[[ SOURCE DOCUMENT, beginning ]]
Tactics: Finding Refuge in Back Bay (Fall 2019)
The Design Tactics and Operations course at Northeastern saw me identify an urban issue, provide analysis, and eventually provide a proposed urban design intervention responding to the initial diagnosis. Within the broad area of Boston’s Back Bay, the instructors identified three linear paths of potential concern in the neighborhood, these being Newbury Street, Commonwealth Avenue, and the Charles River Esplanade. I chose to find a common thread or issue between all three paths rather than focus on any one of them. In my diagnosis, I found that each path suffers from some kind of chaotic condition, and all three lack an easily accessible and locatable refuge that allows the pedestrian to remove themselves from this chaos. This analysis informed my final design intervention, which saw each linear path receive its own kind of refuge with a deployment strategy specific to that path.
Newbury Street is restricted by its narrowness and inefficient sidewalks. Stairs leading into lower level retail and dining cut significantly into operable sidewalk space; frequent tree planters cut the sidewalk down even further. Newbury Street’s refuges are deployed frequently as a form of offering respite from the recurring instances of pedestrian funneling. They come in the form of more formal and identifiable rest areas, which the street currently lacks.
[[ SOURCE DOCUMENT, end ]]
**WORK ORDER**:
Could you write the next part of the text about the Back Bay refuge design project, starting after its last sentence? The entries are taken from a different source than the text above.
[[ DATASET CONTENT, beginning ]]
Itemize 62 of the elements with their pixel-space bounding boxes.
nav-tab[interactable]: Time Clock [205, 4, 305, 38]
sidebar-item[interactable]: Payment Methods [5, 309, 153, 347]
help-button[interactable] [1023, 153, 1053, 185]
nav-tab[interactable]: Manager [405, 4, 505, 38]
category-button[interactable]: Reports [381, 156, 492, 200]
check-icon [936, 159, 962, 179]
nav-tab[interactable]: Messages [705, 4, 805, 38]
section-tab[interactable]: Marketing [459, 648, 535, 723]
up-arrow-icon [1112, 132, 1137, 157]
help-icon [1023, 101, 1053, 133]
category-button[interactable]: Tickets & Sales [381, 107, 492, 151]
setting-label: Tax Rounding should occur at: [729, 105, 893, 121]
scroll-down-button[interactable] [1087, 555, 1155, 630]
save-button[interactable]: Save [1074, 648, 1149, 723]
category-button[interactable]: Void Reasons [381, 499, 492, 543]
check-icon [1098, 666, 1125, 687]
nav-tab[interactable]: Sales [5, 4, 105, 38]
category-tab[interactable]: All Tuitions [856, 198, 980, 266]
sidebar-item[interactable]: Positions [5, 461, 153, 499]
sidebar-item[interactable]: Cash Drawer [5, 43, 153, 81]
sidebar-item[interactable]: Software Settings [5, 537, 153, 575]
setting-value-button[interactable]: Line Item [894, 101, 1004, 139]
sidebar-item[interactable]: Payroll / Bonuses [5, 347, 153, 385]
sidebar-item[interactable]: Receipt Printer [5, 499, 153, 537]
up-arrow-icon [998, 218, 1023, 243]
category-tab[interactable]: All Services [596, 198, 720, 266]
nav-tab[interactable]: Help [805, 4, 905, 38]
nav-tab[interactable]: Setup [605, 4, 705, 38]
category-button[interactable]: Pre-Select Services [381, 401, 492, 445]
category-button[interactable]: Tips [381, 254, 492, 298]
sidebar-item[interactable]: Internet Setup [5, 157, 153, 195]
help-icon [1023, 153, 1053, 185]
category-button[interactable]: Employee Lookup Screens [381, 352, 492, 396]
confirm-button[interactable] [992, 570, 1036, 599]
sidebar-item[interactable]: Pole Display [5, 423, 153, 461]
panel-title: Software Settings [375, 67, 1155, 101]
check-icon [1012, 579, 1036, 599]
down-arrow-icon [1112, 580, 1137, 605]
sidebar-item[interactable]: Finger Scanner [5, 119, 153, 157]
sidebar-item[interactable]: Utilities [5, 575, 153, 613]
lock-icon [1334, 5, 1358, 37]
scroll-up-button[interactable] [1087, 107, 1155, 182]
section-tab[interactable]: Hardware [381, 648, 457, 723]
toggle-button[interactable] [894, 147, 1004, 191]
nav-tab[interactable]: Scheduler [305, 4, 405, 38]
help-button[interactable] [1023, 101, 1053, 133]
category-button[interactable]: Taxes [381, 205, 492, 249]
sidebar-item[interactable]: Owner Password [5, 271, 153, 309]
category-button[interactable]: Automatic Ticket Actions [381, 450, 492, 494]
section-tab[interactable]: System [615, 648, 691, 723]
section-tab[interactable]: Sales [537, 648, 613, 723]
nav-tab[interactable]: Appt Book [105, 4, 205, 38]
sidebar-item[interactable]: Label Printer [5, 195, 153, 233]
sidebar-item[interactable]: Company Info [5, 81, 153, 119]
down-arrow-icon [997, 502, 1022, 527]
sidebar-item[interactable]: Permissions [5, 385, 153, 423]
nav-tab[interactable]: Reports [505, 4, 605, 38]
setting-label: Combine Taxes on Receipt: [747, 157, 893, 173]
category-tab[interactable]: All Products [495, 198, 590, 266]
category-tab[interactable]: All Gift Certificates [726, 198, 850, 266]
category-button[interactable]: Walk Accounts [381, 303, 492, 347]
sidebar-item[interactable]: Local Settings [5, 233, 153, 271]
[[ DATASET CONTENT, end ]]
**RESULT OF THIS TASK**:
Commonwealth Avenue has a clear refuge in its median, yet the median still suffers from continuity and access issues and does not sufficiently remove itself from the roadway, emphasizing strict linearity over landscape. In this intervention, the refuge is a more clearly defined component placed at irregular intervals along the central mall. The irregularity deprioritizes the staunch rhythm and linearity with which the avenue operates, while also helping to encourage more natural, meandering pedestrian patterns through interaction with the garden refuges.
The Esplanade currently suffers from the proximate chaos of Storrow Drive and pedestrian access issues of its own. Access points from the urban fabric are limited to pedestrian bridges spanning over Storrow Drive; it may be disconnected from the urban fabric, but in the sense that it is inconvenient to reach on foot from the south. In order to solve the abrupt interaction of Storrow Drive with the Esplanade bike and pedestrian paths, the refuge effectively covers the entire East-West length of the Esplanade from the adjacent roadway. This is a response to the constant nature of Storrow Drive - it affects the Esplanade as a whole, and as such, the refuge cannot simply be limited to a few points. To this end, the intervention allows the Esplanade to become the refuge from the chaotic urban fabric that it is meant to be.